Answer these questions from the account of a day in Cabanaconde:
(a) Who provided the photographs for the experiential tourism brochure?
(b) After the soak-and-wash with detergent, how many rinses does the writer normally do?
(c) What was the fee to register for a lot in San Miguel for someone not originally from Cabanaconde?

Selected excerpt:
=-=-=

A typical day during my time in Cabanaconde as an example of the mixture of things I was doing and the routines of village life.  This is from the 2nd of July.

 

After breakfast, at around 8:30, I went to look for Ruth, as we had agreed to go together to see the mayor to show him the brochure for the experiential tourism project. The municipality had funded the brochure and the mayor - a keen amateur photographer – had provided photographs and helped design it. Ruth wasn’t in her store so I went alone to the municipal building. Outside, I ran into Ruth, who had been buying potatoes from a neighbour. She told me cheerily that she’d found out that the mayor wasn’t in town so we were wasting our time.

As we walked back across the plaza, I was hailed by Patricio, and then Edison (‘Chiqui’) also appeared. Both of them have worked as local tourist guides. I showed both of them the brochure and we talked for a while about the tourism project. We went through a list of names of other local guides who could work with the project. I headed back to my side of the village and when I went past Lili’s shop she asked me if I wanted to accompany her to the chacra. She had to take food to the guys who were ploughing in one of the family’s fields, and then to her mother who was down with the sheep that were sleeping on the chacras in the Ccollcca sector.

While Lili was cooking, I used the time to wash my clothes. All washing in Cabanaconde is done by hand: I used a bucket and a concrete laundry fixture with a tap. I normally do one soak-and-wash with detergent and then two rinses. It’s tricky to balance getting the dirt out and being able to rinse away the detergent. I’ve got better, but it’s not ideal, and whenever I’m in Arequipa it’s good to get a machine wash done.

I went with Lili to Lihuay to take lunch to the two men who had already finished ploughing the small chacra. From there, we walked down the main pathway towards CCollcca and while we walked we discussed the new urban development in San Miguel (20 minutes walk uphill on the main road out of Cabanaconde), where the Peasant Community has subdivided the land and is allocating lots to those who register fo a fee. Some see it as a necessary development to give more living space to the community, where many extended families share very restricted space in the small properties within the main village.

Lili hadn’t registered for a lot in San Miguel and wasn’t in agreement with the process. There were two main reasons why. First, she doubted that it would actually go ahead. The National Cultural Institute has registered the San Miguel pampa as a site of archeological interest (although they’ve never investigated anything there) and has indicated it will take legal action against any development. This seems perverse, given that Cabanaconde already built a small football stadium on the same land and now the Province of Caylloma is financing a new museum, supposedly to evenutally house the Mummy Juanita. I can’t see the building in San Miguel being stopped, but Lili was dubious. She and Ruth had supported an “invasion” there last year, but the president of Peasant Community opposed it and ordered the rudimentary structures that people had built to be torn down. The president had then done an about-face and thrown his weight behind the development, which Ruth and Lili thought was suspicious.

The other reason was that Lili didn’t agree with how the land was being divided up. She thought that new land should be reserved for younger people who didn’t necessarily have their own families -  partly because there’s little space to raise a family. And she didn’t think it was fair that multiple people from the same family – many of whom don’t live in Cabanaconde – should each be allocated a lot. Instead, the system was based on differential fees: S/. 500 to register if you didn’t already have land in the ampliaciones (the formerly dry areas that received irrigation water from the Majes project in the 1990s), S/. 1,000 if you already had a lot, and S/. 1,500 if you weren’t originally from Cabanaconde.

=-=-=

Data shown:
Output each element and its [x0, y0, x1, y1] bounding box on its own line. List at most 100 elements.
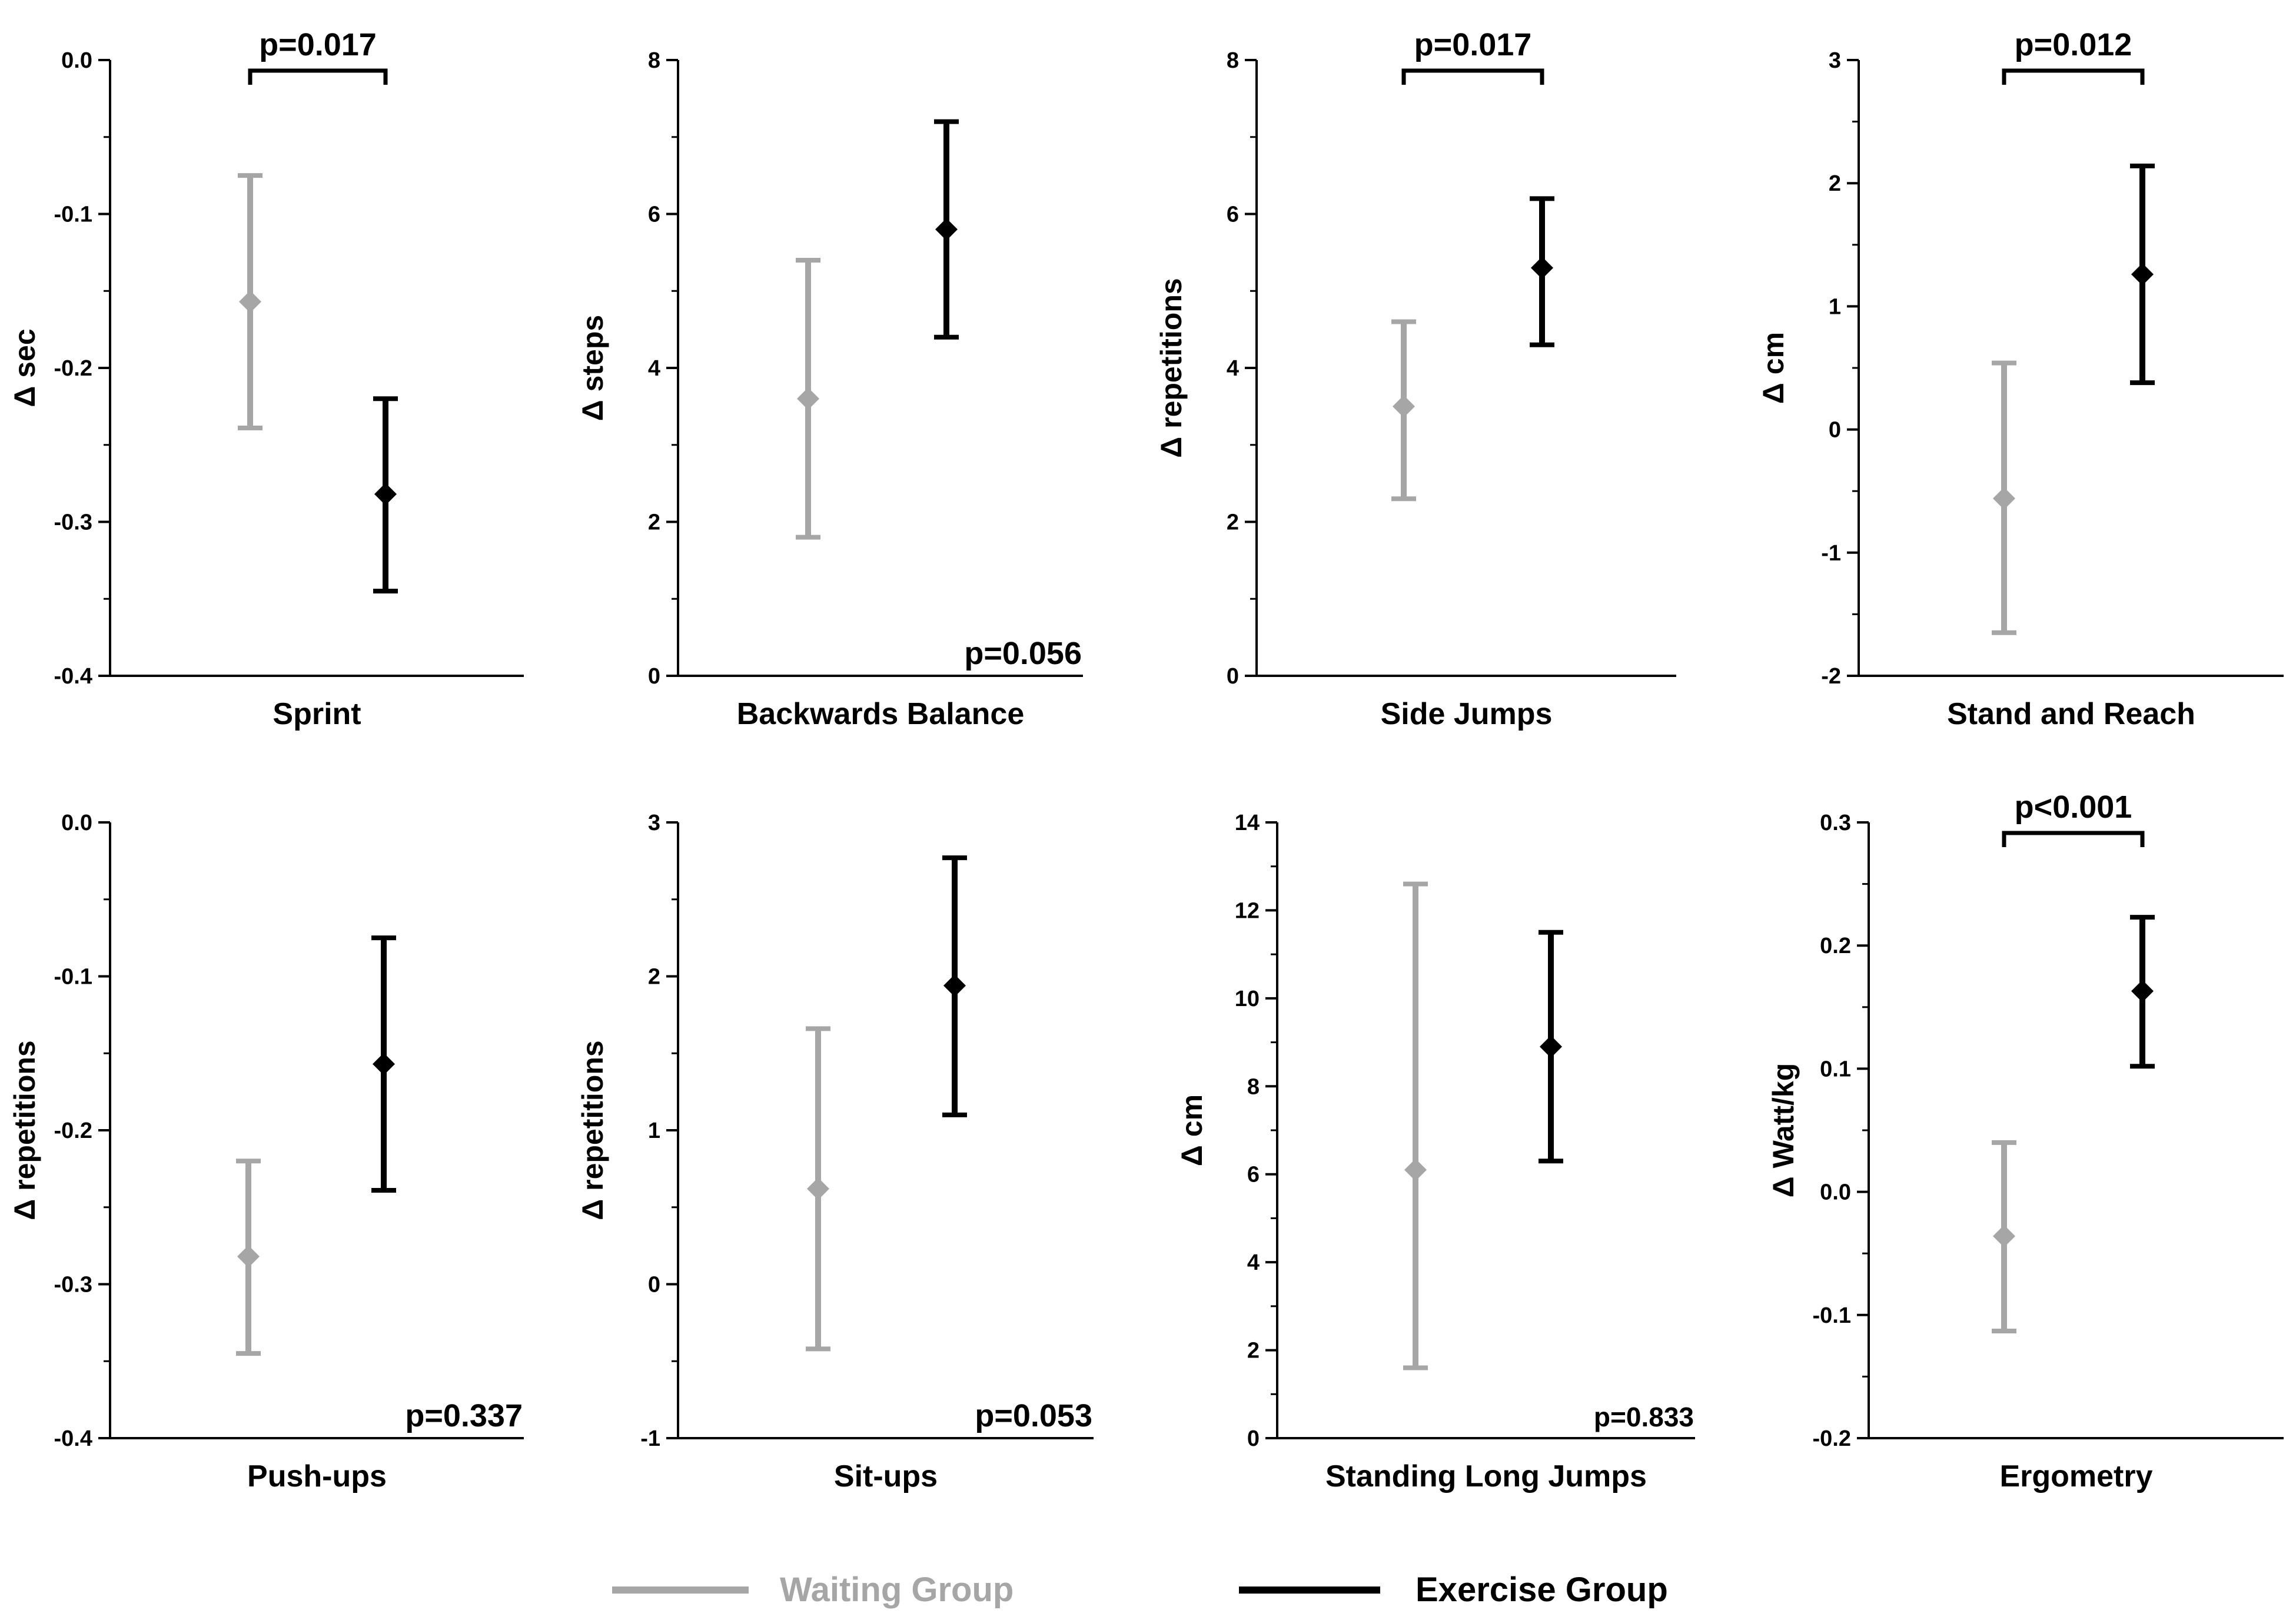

=-=-=

Expected answer:
(a) The mayor
(b) Two
(c) S/. 1,500